++++ Extracted records ++++
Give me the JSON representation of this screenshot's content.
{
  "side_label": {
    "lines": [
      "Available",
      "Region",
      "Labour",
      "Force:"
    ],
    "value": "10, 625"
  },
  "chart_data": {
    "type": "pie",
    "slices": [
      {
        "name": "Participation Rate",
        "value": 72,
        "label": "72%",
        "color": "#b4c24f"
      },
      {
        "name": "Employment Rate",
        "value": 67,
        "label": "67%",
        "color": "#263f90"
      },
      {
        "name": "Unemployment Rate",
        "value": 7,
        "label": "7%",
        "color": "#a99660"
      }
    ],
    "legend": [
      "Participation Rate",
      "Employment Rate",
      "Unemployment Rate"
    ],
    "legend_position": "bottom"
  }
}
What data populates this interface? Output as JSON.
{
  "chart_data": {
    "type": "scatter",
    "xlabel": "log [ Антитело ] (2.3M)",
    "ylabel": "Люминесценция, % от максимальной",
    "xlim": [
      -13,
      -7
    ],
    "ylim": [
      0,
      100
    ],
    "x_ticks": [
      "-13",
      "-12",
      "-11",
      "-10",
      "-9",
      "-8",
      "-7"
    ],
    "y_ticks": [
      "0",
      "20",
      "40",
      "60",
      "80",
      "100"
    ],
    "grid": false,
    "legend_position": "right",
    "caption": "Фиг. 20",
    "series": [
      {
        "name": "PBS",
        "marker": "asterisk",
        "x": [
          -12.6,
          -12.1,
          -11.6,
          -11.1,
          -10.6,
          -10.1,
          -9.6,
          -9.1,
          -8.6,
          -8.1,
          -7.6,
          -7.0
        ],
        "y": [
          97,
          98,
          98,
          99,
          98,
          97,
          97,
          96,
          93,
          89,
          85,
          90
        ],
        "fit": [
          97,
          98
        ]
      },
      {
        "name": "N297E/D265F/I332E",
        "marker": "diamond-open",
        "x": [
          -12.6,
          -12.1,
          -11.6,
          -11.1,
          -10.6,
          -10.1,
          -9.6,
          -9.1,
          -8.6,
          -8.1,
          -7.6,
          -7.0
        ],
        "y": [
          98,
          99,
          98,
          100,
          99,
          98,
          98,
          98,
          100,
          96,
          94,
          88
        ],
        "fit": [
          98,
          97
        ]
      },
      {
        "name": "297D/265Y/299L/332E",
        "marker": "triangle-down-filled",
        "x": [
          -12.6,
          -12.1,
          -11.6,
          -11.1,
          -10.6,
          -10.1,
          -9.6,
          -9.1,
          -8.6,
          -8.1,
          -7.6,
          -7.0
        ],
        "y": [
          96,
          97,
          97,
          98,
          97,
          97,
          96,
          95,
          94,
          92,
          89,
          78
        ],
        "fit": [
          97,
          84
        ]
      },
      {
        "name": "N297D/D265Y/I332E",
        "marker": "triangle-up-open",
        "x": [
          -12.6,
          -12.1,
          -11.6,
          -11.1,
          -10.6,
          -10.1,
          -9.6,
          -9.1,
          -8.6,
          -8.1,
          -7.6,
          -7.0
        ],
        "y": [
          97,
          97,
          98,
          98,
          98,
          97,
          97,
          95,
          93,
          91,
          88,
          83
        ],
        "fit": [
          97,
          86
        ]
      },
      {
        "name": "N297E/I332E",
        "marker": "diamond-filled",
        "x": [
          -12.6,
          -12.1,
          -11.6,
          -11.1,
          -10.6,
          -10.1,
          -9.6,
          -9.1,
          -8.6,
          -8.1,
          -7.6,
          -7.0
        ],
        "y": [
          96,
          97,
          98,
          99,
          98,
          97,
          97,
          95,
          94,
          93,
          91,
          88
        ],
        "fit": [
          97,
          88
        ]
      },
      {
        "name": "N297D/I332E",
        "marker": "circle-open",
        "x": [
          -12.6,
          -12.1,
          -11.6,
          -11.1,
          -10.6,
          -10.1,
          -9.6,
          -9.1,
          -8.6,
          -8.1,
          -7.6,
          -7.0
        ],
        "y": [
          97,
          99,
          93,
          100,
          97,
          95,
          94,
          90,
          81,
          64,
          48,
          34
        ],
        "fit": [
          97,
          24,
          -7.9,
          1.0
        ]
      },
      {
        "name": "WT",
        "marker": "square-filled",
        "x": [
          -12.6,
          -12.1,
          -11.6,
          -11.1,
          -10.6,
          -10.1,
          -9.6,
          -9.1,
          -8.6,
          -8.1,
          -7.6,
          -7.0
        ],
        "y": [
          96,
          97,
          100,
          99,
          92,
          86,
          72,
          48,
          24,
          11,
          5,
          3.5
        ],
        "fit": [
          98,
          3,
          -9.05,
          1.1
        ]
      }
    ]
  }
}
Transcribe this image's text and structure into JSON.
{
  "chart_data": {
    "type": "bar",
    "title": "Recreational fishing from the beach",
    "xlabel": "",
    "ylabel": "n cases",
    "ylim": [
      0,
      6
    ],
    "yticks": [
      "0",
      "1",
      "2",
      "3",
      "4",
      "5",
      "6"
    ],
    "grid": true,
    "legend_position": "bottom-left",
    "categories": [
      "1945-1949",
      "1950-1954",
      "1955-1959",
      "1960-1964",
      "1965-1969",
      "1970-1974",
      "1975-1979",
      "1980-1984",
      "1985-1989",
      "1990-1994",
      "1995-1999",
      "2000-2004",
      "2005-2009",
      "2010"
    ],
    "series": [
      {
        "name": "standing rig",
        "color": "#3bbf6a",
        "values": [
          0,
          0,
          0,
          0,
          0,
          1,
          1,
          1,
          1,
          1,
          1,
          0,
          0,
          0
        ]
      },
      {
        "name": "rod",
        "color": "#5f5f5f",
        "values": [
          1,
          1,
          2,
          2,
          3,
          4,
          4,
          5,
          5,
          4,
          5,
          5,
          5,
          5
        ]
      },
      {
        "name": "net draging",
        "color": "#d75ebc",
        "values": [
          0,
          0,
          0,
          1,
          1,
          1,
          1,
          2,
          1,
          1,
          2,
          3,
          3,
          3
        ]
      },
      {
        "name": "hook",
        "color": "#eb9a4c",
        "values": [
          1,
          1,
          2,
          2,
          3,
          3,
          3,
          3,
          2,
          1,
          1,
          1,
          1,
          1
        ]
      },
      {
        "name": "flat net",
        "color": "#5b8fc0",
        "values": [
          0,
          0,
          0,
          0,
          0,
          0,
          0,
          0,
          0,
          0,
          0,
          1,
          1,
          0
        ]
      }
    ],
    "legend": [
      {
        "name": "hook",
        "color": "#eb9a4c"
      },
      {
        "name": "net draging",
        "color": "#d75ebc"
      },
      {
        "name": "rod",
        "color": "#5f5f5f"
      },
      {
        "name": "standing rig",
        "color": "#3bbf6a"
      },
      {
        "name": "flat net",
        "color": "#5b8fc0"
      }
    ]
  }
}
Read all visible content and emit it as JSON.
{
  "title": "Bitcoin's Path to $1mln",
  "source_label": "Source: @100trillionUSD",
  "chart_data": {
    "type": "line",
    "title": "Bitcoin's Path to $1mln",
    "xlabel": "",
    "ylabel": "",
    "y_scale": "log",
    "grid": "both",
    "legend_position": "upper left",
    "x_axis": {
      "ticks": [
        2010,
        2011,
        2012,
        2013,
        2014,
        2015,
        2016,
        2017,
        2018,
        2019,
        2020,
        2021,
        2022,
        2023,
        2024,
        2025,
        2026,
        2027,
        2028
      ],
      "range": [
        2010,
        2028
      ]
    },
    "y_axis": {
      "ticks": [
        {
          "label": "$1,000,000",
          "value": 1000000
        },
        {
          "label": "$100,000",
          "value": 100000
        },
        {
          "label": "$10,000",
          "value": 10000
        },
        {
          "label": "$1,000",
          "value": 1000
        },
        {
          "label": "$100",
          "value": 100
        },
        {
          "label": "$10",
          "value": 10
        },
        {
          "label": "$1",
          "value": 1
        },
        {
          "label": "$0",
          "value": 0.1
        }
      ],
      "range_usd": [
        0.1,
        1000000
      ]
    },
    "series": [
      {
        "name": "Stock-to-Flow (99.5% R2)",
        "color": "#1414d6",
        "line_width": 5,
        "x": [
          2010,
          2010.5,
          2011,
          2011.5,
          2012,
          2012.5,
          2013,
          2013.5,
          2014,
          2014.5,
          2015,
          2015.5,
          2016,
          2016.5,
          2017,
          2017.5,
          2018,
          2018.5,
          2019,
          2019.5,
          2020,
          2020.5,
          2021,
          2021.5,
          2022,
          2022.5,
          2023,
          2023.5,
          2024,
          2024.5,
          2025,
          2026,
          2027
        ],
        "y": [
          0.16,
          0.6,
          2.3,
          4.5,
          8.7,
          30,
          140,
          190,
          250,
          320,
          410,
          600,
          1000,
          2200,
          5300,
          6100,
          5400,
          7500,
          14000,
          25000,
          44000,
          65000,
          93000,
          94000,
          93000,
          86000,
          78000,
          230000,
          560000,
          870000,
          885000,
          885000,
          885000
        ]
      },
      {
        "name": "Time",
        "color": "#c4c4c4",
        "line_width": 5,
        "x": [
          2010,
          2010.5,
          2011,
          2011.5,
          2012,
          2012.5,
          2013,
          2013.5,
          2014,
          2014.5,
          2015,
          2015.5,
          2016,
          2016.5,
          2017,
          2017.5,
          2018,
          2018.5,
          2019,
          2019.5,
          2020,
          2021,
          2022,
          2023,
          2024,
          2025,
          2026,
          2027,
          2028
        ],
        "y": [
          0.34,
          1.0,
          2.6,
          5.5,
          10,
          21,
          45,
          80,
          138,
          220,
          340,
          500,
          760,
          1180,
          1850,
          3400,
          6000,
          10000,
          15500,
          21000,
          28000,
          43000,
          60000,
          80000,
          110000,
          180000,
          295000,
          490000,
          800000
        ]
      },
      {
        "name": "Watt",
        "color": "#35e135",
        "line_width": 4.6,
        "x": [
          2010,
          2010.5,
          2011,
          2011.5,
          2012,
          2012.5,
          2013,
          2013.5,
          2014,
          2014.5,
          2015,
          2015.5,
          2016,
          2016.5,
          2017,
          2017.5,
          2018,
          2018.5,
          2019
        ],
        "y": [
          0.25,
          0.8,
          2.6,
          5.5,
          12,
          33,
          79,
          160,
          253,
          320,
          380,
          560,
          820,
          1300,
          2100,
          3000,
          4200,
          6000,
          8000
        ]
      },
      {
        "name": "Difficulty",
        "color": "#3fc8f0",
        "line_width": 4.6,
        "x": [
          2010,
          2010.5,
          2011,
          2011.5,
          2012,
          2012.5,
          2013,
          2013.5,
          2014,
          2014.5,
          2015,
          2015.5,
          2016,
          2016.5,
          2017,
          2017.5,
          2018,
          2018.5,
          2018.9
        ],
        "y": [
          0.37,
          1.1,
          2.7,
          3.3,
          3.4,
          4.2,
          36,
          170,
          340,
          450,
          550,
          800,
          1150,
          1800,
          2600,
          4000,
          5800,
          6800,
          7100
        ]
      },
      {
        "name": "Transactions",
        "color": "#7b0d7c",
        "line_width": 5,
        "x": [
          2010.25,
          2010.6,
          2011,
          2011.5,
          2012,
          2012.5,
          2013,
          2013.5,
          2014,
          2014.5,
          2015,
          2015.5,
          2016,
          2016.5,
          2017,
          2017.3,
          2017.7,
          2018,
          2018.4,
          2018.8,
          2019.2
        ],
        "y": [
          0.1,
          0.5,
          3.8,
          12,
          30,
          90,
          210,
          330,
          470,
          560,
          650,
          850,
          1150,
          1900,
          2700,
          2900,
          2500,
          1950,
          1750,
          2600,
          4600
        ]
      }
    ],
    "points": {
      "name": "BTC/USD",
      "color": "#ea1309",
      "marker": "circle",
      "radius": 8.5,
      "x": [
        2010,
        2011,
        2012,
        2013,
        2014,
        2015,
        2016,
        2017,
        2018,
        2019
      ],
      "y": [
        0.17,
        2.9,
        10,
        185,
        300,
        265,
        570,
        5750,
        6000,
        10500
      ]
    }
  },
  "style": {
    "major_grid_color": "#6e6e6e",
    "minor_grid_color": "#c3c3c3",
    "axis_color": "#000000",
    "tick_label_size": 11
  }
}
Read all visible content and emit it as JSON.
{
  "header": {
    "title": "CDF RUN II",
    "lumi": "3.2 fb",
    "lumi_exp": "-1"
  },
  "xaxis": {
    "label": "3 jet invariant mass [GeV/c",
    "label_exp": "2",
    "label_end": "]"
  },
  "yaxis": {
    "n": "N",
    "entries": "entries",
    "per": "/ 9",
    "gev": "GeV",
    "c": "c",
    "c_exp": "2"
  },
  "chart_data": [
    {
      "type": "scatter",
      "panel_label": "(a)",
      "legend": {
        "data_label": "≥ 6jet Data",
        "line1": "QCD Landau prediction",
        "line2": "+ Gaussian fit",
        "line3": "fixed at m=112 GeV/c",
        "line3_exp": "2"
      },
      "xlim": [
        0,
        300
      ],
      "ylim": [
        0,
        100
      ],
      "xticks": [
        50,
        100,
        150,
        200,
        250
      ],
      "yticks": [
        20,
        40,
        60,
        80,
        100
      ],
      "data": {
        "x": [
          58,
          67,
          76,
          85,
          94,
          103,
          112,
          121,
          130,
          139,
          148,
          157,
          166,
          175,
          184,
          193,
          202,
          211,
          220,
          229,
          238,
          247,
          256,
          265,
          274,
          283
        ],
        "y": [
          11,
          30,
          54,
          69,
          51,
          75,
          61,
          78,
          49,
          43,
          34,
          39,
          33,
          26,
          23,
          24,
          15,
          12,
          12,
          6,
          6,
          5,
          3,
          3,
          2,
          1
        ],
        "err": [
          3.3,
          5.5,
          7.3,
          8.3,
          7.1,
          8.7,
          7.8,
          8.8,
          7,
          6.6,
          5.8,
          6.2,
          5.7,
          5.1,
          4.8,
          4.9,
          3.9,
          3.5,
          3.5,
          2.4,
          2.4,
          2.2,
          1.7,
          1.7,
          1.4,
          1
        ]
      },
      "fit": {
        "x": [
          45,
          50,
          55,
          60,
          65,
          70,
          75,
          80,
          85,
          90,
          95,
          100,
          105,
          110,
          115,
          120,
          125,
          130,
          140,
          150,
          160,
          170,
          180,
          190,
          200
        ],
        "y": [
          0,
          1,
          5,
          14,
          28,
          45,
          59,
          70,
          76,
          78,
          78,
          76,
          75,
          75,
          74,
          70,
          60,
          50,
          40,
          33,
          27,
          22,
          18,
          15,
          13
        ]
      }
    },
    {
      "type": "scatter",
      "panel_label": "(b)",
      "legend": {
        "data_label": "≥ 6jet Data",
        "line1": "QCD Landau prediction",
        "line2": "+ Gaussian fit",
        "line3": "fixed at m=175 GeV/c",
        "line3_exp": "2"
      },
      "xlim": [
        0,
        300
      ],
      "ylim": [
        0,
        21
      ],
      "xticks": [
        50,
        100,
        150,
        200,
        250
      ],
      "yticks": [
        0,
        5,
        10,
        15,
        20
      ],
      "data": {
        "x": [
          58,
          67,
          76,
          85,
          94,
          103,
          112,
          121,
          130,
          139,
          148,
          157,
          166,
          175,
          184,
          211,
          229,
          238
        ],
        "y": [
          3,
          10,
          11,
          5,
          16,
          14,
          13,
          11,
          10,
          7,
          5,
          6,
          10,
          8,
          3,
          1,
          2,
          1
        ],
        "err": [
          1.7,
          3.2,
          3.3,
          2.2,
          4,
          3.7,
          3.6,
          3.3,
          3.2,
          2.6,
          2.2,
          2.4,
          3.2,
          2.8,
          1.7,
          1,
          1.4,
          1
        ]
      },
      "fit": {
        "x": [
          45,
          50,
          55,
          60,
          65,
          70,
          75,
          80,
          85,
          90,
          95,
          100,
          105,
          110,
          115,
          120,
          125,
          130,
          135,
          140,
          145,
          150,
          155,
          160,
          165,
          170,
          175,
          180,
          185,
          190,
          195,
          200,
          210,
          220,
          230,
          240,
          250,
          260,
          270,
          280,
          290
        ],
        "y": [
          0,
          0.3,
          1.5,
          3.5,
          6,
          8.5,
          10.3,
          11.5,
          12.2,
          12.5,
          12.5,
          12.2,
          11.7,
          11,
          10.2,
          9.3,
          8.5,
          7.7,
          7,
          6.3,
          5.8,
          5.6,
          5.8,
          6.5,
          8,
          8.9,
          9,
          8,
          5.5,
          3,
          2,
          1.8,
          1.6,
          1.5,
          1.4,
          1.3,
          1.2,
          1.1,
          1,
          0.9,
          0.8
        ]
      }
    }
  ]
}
++++
→ **Requirement**
Select from the material above each line in which the string "Path" appears, and list those lines.

→ **Output of the task**
  "title": "Bitcoin's Path to $1mln",
    "title": "Bitcoin's Path to $1mln",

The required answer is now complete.